Saved entries:
_____
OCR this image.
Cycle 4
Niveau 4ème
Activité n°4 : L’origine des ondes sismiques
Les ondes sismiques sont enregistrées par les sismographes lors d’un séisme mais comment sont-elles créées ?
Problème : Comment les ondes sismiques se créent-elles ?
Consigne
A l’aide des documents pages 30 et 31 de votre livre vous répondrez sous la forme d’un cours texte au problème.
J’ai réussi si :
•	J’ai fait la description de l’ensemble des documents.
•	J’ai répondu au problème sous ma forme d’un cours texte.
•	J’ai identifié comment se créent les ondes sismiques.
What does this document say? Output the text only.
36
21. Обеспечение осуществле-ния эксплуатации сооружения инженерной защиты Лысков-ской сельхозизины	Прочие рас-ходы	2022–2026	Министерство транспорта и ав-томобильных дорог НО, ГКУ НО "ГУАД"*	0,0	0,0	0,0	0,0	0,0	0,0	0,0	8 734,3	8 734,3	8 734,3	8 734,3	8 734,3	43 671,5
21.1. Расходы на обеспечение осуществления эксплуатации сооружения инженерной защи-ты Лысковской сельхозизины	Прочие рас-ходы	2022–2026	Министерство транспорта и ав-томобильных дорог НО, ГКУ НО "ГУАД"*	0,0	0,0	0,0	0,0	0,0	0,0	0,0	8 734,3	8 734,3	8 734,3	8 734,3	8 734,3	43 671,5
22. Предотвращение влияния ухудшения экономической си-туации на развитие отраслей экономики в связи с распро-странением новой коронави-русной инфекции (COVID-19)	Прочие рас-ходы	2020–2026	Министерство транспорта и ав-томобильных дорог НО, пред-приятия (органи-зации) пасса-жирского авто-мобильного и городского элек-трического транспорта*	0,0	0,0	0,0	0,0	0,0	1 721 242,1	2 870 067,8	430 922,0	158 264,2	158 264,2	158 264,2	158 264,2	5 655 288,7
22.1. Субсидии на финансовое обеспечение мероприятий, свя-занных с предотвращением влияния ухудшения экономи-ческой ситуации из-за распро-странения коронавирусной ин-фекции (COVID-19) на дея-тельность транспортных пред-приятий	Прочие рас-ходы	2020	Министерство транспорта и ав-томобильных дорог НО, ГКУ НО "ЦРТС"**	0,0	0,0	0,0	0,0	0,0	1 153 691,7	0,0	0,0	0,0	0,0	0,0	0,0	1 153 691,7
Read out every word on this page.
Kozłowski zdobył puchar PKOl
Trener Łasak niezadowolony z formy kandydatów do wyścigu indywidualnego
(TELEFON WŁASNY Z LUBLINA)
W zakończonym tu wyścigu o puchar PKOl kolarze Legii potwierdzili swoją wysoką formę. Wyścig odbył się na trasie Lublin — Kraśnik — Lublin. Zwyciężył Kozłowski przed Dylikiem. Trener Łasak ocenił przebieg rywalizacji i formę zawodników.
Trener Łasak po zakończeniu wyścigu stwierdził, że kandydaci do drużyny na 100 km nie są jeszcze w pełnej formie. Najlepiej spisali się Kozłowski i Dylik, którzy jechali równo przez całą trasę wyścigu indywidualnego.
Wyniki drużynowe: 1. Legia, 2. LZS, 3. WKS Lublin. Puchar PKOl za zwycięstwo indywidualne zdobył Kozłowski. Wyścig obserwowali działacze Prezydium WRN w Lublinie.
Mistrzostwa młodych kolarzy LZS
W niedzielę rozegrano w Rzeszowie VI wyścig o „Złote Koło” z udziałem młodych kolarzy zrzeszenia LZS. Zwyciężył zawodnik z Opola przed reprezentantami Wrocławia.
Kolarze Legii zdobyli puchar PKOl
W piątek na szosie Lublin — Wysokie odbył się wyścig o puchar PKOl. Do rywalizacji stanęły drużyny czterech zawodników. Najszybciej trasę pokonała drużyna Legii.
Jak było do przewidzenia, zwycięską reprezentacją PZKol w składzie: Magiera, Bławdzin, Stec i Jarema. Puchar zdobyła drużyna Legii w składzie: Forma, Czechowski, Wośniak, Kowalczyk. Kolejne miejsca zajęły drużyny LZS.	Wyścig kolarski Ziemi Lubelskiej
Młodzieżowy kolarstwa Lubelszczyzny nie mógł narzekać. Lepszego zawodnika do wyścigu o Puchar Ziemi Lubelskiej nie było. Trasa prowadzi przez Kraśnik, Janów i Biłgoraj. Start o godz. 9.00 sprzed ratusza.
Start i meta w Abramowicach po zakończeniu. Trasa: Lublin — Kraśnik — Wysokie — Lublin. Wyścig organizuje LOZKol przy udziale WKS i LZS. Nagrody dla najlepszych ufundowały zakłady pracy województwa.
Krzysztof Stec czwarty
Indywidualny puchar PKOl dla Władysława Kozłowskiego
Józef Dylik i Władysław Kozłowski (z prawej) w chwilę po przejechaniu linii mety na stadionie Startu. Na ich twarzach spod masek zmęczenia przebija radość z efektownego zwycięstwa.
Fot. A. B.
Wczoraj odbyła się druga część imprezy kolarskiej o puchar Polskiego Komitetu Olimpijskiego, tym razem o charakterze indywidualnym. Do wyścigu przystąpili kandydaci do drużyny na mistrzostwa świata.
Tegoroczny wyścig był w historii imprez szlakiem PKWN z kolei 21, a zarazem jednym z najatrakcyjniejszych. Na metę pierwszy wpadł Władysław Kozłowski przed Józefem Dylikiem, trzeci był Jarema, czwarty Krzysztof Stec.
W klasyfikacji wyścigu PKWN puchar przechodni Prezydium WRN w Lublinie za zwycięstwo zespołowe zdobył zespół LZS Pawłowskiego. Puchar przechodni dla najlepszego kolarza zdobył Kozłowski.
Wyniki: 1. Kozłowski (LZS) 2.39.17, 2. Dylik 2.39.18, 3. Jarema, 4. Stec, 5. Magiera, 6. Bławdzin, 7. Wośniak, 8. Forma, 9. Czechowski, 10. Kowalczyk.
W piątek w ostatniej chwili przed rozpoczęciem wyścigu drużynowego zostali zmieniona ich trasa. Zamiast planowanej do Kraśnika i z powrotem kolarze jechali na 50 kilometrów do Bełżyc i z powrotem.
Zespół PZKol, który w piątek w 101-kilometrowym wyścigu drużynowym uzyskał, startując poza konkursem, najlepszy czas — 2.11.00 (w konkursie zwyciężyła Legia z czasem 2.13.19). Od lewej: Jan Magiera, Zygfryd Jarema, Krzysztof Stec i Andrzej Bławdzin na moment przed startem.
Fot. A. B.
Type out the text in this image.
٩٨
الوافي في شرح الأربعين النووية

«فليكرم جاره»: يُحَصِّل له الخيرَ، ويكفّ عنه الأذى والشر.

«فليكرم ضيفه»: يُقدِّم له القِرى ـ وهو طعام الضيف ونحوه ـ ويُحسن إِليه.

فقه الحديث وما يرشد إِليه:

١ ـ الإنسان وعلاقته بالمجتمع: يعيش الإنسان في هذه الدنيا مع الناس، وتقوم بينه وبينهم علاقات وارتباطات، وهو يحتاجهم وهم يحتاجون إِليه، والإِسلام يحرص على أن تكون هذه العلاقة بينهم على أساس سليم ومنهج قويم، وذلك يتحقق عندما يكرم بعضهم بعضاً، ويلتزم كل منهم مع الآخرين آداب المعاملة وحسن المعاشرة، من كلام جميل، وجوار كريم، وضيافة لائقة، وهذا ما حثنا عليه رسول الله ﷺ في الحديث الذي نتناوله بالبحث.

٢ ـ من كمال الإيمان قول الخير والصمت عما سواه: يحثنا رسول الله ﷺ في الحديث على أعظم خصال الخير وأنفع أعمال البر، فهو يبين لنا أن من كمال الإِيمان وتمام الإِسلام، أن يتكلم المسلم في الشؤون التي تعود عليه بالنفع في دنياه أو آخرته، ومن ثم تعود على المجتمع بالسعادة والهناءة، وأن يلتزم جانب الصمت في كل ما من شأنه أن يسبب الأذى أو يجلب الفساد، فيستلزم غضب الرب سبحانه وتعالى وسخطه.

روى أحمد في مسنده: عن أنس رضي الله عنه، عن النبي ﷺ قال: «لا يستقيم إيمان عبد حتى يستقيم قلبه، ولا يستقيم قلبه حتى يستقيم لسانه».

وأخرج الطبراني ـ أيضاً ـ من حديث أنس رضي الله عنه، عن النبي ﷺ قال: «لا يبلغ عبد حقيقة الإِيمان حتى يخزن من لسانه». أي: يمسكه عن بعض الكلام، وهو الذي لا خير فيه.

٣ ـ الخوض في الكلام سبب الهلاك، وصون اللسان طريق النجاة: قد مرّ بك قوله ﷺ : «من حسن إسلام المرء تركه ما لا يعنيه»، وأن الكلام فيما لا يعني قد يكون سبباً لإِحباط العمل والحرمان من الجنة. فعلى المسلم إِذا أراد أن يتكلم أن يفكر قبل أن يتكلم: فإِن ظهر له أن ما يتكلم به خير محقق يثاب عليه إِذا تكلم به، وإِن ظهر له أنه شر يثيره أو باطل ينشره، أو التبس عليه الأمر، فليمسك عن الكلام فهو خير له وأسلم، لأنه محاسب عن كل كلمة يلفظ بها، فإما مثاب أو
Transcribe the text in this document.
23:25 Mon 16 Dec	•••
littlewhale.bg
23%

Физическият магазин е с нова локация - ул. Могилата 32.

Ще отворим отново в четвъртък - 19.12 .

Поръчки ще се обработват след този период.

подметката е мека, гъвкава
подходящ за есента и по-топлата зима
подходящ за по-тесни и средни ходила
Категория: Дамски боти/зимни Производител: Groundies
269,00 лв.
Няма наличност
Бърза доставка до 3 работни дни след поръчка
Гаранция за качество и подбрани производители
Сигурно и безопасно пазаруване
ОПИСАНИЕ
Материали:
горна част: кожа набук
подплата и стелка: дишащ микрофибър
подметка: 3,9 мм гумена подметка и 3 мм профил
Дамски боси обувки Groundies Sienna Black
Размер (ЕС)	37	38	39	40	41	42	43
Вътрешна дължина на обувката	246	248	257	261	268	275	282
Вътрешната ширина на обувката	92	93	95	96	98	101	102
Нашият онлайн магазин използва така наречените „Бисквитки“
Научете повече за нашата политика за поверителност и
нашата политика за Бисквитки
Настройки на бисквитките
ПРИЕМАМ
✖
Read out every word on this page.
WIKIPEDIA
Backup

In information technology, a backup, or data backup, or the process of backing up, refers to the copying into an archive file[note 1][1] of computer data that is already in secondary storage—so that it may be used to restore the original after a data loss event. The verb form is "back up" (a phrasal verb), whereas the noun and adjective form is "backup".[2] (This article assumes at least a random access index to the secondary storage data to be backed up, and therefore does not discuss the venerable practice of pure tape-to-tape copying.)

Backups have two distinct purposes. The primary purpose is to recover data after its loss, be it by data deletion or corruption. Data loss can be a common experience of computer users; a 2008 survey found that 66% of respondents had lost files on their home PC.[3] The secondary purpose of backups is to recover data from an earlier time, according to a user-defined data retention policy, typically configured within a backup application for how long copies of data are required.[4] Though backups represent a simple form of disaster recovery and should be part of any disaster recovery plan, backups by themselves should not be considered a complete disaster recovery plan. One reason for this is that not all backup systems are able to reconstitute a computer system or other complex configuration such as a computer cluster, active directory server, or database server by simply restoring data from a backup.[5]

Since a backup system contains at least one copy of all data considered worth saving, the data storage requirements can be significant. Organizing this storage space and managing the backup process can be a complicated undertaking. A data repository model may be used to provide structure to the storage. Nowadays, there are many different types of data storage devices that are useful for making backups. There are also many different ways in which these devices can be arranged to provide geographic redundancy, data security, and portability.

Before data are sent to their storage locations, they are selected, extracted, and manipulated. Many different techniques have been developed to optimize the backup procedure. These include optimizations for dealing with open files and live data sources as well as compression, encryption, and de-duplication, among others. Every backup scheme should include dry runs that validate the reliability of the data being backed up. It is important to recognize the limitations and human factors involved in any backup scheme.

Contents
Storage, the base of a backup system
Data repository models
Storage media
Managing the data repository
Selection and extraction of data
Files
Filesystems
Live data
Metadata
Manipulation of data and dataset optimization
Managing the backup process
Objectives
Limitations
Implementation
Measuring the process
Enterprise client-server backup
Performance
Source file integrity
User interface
_____
__Instructions for the task__
Scan the data above and copy every line with "cours" in it.

__In response__
A l’aide des documents pages 30 et 31 de votre livre vous répondrez sous la forme d’un cours texte au problème.
•	J’ai répondu au problème sous ma forme d’un cours texte.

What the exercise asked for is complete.